Action item:
Only one number is wanted: the count of lines in the records below that hold the word "Pharmacy".

*** Opening of Recorded data ***

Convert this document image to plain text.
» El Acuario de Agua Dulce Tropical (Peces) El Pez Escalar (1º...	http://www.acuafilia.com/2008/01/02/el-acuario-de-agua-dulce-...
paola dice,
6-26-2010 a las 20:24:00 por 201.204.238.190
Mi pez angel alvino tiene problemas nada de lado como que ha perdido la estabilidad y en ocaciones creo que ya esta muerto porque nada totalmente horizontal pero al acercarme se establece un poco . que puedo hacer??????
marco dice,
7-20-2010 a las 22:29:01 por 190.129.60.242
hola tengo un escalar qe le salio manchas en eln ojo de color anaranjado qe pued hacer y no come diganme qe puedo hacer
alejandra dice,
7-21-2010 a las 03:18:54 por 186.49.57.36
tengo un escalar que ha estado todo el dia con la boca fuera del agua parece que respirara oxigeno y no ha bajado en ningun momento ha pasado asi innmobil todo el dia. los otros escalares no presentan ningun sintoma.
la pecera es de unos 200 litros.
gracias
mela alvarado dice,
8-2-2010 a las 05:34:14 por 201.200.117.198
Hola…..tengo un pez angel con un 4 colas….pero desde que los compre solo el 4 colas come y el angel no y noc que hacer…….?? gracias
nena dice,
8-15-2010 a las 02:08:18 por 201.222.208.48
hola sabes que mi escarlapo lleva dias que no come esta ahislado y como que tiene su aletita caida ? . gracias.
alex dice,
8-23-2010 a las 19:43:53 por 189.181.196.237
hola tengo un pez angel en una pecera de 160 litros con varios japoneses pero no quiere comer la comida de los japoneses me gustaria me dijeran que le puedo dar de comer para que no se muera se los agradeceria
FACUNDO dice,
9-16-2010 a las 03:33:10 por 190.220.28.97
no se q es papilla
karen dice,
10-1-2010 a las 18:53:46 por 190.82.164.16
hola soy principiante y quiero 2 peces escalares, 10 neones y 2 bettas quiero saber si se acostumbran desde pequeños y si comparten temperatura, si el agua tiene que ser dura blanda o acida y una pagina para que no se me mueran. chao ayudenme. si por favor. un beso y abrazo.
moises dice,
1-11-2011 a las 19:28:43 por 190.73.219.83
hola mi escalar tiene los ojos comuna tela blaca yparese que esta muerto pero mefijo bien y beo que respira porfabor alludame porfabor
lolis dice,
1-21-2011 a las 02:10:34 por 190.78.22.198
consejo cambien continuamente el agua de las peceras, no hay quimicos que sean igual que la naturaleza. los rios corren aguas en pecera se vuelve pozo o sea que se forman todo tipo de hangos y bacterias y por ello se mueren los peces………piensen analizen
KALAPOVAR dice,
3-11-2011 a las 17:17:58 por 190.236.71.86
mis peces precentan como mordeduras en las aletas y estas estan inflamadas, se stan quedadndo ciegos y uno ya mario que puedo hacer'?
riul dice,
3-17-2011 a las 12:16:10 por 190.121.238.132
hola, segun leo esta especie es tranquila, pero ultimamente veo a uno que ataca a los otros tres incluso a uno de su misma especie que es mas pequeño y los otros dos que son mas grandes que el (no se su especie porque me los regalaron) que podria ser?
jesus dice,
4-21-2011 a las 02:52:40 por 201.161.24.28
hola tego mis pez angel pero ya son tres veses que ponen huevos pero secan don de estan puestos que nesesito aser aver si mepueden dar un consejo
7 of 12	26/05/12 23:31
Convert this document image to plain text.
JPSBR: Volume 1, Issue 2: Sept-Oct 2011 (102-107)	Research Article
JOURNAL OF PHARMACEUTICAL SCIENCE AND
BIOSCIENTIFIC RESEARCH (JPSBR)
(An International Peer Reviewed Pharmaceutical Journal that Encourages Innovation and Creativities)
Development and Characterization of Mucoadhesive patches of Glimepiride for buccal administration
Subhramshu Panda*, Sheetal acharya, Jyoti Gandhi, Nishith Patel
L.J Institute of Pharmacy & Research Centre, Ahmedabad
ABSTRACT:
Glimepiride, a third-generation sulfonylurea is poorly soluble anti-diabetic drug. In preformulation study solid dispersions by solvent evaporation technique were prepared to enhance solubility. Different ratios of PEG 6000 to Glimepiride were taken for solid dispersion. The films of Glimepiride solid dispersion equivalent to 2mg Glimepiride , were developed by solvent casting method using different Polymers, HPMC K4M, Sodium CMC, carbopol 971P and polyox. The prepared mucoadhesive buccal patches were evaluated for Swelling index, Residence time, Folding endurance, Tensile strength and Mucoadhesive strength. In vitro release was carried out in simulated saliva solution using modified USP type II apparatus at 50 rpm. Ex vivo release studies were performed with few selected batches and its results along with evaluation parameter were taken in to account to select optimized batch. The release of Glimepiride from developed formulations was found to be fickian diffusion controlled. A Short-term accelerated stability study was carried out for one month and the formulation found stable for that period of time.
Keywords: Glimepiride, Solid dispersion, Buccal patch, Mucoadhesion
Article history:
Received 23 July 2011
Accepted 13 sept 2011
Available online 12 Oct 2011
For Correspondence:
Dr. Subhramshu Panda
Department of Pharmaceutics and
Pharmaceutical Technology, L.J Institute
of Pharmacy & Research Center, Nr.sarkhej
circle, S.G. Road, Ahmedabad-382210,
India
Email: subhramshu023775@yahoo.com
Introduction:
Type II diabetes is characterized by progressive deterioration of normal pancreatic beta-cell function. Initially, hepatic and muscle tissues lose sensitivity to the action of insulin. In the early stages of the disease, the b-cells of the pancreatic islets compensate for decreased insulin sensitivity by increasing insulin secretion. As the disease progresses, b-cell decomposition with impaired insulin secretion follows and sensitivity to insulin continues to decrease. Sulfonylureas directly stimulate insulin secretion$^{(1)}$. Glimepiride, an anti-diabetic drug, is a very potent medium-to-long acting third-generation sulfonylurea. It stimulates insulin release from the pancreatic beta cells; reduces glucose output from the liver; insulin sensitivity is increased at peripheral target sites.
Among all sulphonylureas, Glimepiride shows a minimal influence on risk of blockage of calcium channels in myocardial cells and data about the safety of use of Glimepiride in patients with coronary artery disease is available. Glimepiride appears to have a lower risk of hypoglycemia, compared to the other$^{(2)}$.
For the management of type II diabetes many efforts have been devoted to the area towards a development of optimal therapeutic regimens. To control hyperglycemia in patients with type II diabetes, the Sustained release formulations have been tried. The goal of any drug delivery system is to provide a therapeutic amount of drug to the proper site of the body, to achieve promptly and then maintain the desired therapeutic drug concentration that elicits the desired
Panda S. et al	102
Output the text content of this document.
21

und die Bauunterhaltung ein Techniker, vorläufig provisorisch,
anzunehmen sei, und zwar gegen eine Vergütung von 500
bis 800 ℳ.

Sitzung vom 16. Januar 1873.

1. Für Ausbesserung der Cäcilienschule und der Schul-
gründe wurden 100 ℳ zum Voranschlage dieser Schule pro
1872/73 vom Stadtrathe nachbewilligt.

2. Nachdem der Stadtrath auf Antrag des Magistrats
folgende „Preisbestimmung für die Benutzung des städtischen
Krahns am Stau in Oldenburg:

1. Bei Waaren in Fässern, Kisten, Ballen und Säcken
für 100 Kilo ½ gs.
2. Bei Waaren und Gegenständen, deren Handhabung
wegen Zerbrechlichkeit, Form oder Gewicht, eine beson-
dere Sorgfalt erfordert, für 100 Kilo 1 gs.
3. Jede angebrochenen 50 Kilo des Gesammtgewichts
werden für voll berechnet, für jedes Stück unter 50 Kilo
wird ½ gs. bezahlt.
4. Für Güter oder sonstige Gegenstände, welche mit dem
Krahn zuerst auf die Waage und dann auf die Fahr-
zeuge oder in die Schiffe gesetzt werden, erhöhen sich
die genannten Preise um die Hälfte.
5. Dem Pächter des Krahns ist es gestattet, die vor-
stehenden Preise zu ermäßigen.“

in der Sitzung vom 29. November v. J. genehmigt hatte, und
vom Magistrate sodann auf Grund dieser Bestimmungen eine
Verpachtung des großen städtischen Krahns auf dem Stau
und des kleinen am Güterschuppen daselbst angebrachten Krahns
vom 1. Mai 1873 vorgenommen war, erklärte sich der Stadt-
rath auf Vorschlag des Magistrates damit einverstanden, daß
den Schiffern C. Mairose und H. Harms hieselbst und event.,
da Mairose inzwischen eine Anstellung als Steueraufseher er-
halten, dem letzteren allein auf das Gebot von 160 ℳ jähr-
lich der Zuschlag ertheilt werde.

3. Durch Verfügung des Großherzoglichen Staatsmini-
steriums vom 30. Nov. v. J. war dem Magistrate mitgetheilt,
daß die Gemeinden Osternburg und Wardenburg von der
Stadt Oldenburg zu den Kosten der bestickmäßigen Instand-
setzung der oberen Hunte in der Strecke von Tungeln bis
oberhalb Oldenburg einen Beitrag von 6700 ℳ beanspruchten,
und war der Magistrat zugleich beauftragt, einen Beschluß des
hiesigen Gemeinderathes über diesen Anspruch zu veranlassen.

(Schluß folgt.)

*** Close of Recorded data ***

Written solution:
2